What you are asked to do –
Your task is to repeat the entries word for word while leaving out the pictures.

--- begin Supplied records ---

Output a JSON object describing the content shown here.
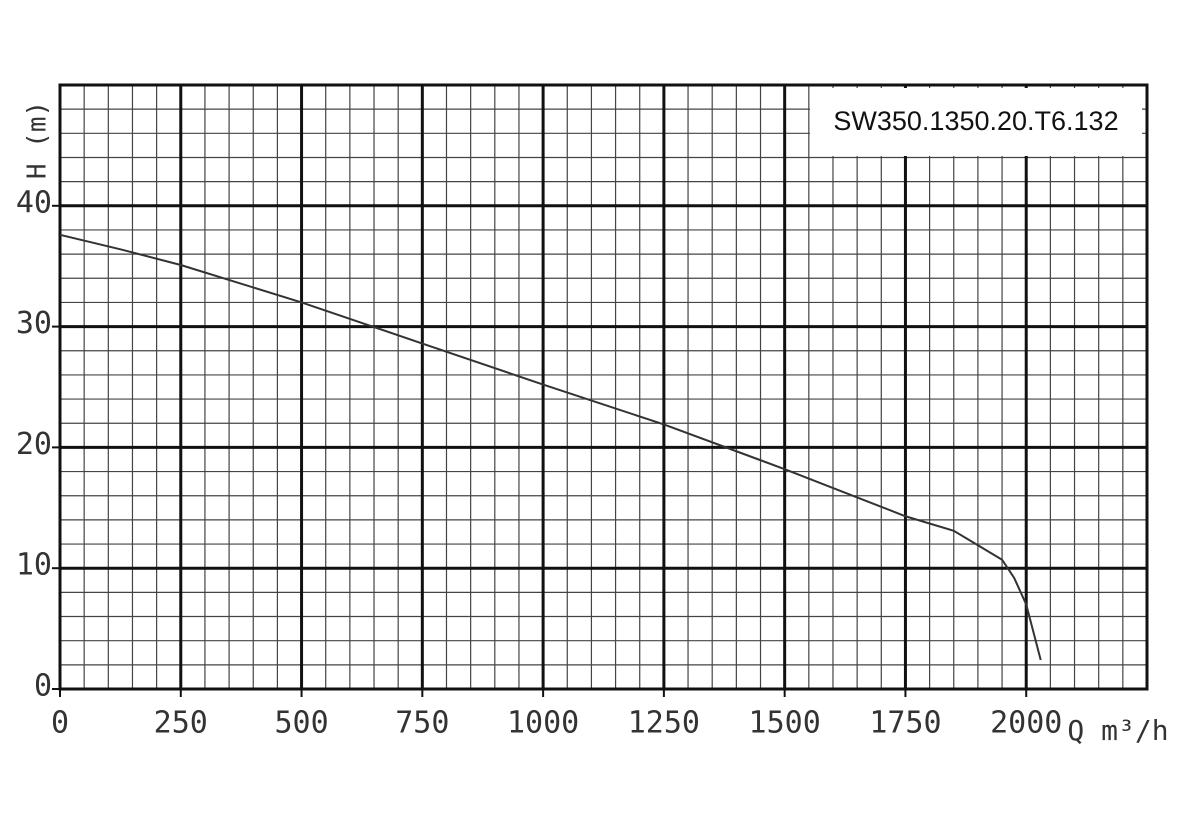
{
  "chart_data": {
    "type": "line",
    "annotation": "SW350.1350.20.T6.132",
    "xlabel": "Q m³/h",
    "ylabel": "H (m)",
    "x": [
      0,
      125,
      250,
      500,
      750,
      1000,
      1250,
      1500,
      1750,
      1850,
      1900,
      1950,
      1975,
      2000,
      2030
    ],
    "values": [
      37.6,
      36.4,
      35.1,
      32.0,
      28.6,
      25.2,
      21.9,
      18.2,
      14.3,
      13.1,
      11.9,
      10.7,
      9.2,
      7.0,
      2.4
    ],
    "color": "#333333",
    "xlim": [
      0,
      2250
    ],
    "ylim": [
      0,
      50
    ],
    "xticks": [
      0,
      250,
      500,
      750,
      1000,
      1250,
      1500,
      1750,
      2000
    ],
    "yticks": [
      0,
      10,
      20,
      30,
      40
    ],
    "grid": true
  }
}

--- end Supplied records ---

Solution to this task –
Output a JSON object describing the content shown here.
{
  "chart_data": {
    "type": "line",
    "annotation": "SW350.1350.20.T6.132",
    "xlabel": "Q m³/h",
    "ylabel": "H (m)",
    "x": [
      0,
      125,
      250,
      500,
      750,
      1000,
      1250,
      1500,
      1750,
      1850,
      1900,
      1950,
      1975,
      2000,
      2030
    ],
    "values": [
      37.6,
      36.4,
      35.1,
      32.0,
      28.6,
      25.2,
      21.9,
      18.2,
      14.3,
      13.1,
      11.9,
      10.7,
      9.2,
      7.0,
      2.4
    ],
    "color": "#333333",
    "xlim": [
      0,
      2250
    ],
    "ylim": [
      0,
      50
    ],
    "xticks": [
      0,
      250,
      500,
      750,
      1000,
      1250,
      1500,
      1750,
      2000
    ],
    "yticks": [
      0,
      10,
      20,
      30,
      40
    ],
    "grid": true
  }
}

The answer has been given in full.